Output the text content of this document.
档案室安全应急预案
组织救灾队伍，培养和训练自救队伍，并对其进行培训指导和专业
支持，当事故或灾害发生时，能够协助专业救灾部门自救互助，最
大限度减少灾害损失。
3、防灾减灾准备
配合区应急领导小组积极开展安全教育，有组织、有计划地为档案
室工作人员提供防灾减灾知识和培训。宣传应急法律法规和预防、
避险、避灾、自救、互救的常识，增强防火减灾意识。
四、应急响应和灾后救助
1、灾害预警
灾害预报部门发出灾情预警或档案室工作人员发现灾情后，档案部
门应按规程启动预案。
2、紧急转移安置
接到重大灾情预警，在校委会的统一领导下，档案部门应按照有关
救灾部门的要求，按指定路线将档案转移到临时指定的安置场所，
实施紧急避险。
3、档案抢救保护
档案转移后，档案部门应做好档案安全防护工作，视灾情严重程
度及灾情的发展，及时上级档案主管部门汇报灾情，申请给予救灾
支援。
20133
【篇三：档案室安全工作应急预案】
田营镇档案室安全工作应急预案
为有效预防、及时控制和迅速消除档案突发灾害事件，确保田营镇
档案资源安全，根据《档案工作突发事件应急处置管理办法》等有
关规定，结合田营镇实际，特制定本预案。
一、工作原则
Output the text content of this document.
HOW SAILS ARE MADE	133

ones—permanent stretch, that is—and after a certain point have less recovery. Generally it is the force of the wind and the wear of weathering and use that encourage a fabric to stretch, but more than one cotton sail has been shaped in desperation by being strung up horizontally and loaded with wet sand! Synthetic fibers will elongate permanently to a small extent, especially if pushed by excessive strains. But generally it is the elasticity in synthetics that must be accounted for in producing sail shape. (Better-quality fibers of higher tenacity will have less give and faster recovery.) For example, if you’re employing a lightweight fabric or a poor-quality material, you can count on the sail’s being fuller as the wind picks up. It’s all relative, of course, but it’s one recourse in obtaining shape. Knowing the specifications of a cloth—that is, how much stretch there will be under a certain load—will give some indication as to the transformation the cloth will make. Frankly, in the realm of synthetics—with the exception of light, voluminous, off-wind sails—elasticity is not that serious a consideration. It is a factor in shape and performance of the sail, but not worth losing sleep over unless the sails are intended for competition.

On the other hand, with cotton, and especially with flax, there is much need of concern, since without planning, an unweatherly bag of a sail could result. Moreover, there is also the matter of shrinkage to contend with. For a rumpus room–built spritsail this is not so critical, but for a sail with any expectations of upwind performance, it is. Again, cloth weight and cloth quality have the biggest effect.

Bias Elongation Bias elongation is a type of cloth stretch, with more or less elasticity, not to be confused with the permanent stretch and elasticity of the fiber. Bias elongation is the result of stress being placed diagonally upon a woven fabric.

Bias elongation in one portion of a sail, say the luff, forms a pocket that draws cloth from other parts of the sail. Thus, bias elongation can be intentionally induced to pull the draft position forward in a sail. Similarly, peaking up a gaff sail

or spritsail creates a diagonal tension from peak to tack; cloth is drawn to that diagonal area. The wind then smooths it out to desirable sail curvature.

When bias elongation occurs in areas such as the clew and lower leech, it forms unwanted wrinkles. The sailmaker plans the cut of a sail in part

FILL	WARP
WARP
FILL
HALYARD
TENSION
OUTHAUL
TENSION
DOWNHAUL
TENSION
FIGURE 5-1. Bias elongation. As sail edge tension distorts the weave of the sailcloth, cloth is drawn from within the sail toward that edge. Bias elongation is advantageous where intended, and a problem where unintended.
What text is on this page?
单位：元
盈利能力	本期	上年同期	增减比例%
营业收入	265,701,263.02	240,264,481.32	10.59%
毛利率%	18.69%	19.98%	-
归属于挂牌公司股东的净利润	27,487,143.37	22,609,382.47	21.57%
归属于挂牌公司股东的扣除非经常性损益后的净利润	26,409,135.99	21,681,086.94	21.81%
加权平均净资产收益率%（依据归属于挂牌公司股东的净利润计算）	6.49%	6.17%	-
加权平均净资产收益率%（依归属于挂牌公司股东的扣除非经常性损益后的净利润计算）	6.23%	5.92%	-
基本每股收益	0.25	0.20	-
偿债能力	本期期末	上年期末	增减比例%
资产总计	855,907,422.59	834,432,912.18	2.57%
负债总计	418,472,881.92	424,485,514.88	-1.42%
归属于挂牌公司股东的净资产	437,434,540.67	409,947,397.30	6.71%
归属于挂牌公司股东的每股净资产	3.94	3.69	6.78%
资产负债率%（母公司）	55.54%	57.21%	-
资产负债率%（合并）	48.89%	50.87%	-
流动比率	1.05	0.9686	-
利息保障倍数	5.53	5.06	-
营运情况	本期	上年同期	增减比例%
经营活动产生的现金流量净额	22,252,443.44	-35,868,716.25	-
------
Look through the material above. Copy each line where the word "增减比例" appears.

盈利能力	本期	上年同期	增减比例%
偿债能力	本期期末	上年期末	增减比例%
营运情况	本期	上年同期	增减比例%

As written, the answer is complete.